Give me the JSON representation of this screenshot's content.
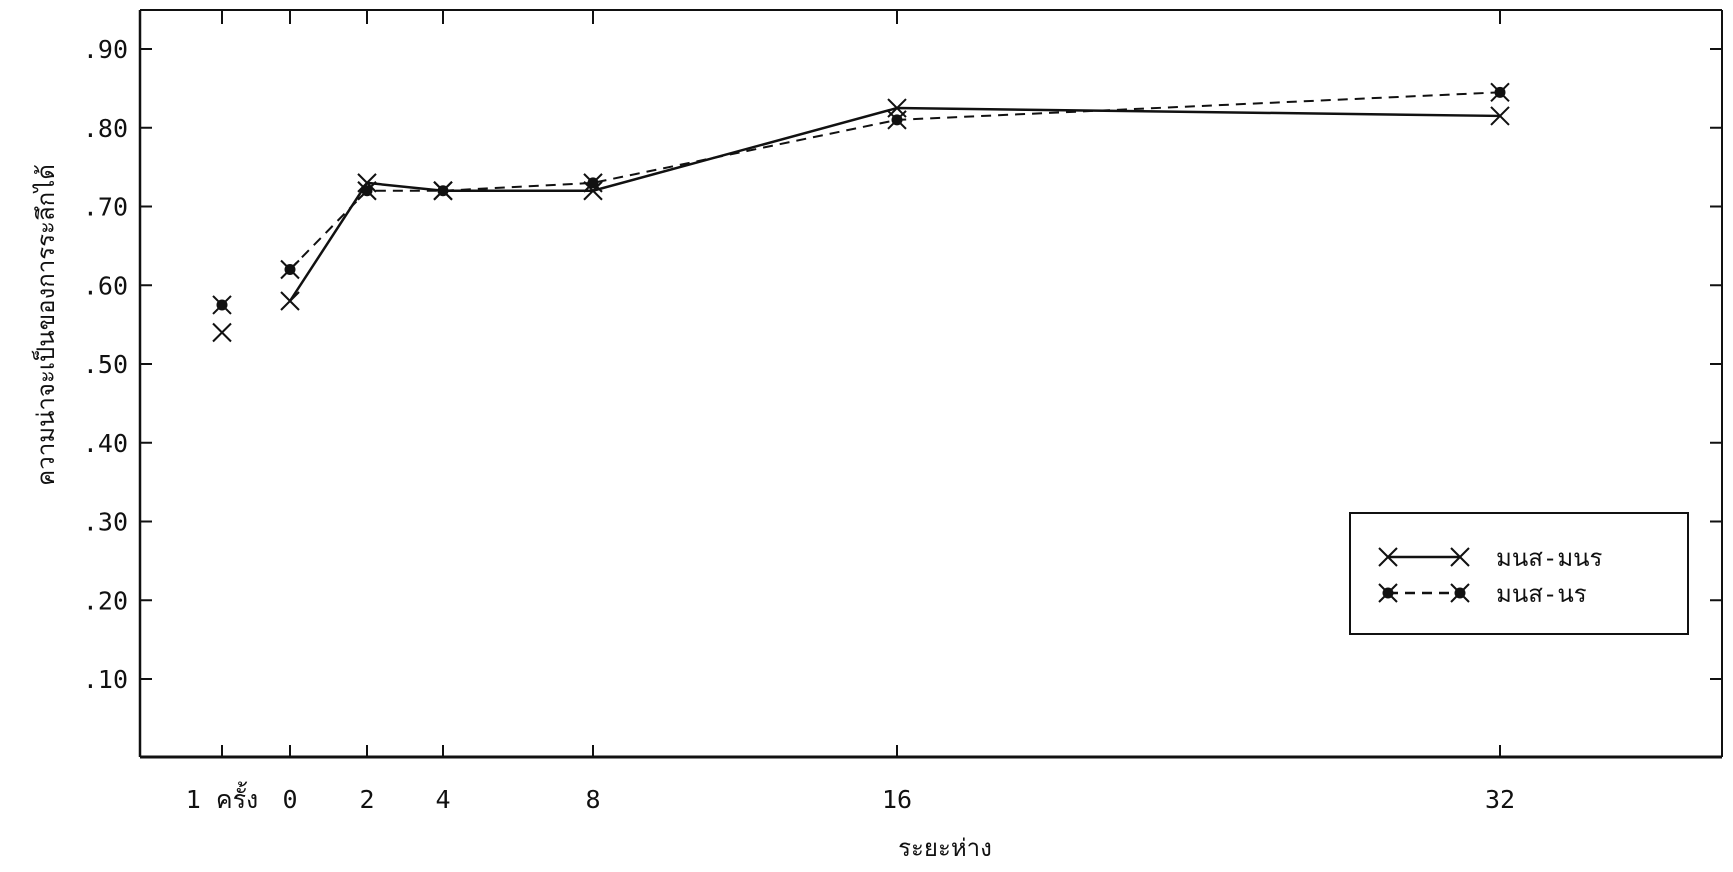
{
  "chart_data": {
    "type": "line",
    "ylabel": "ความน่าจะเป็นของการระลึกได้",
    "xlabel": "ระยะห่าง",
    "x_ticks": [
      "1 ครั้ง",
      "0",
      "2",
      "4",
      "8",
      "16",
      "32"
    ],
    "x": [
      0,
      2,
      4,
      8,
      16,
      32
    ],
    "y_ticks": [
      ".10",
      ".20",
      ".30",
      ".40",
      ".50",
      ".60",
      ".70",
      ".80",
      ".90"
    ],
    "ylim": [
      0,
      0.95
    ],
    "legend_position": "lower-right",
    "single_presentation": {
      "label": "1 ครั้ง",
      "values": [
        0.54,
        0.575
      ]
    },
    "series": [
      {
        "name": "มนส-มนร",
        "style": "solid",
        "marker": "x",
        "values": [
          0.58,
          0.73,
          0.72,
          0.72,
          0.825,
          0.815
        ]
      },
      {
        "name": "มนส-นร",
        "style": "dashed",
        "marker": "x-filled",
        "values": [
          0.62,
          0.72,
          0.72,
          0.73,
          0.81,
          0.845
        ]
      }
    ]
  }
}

=-=-=

> **EXERCISE REQUIREMENTS**: Output every entry word for word, but omit the pictures.

> **WRITTEN RESPONSE**:
Give me the JSON representation of this screenshot's content.
{
  "chart_data": {
    "type": "line",
    "ylabel": "ความน่าจะเป็นของการระลึกได้",
    "xlabel": "ระยะห่าง",
    "x_ticks": [
      "1 ครั้ง",
      "0",
      "2",
      "4",
      "8",
      "16",
      "32"
    ],
    "x": [
      0,
      2,
      4,
      8,
      16,
      32
    ],
    "y_ticks": [
      ".10",
      ".20",
      ".30",
      ".40",
      ".50",
      ".60",
      ".70",
      ".80",
      ".90"
    ],
    "ylim": [
      0,
      0.95
    ],
    "legend_position": "lower-right",
    "single_presentation": {
      "label": "1 ครั้ง",
      "values": [
        0.54,
        0.575
      ]
    },
    "series": [
      {
        "name": "มนส-มนร",
        "style": "solid",
        "marker": "x",
        "values": [
          0.58,
          0.73,
          0.72,
          0.72,
          0.825,
          0.815
        ]
      },
      {
        "name": "มนส-นร",
        "style": "dashed",
        "marker": "x-filled",
        "values": [
          0.62,
          0.72,
          0.72,
          0.73,
          0.81,
          0.845
        ]
      }
    ]
  }
}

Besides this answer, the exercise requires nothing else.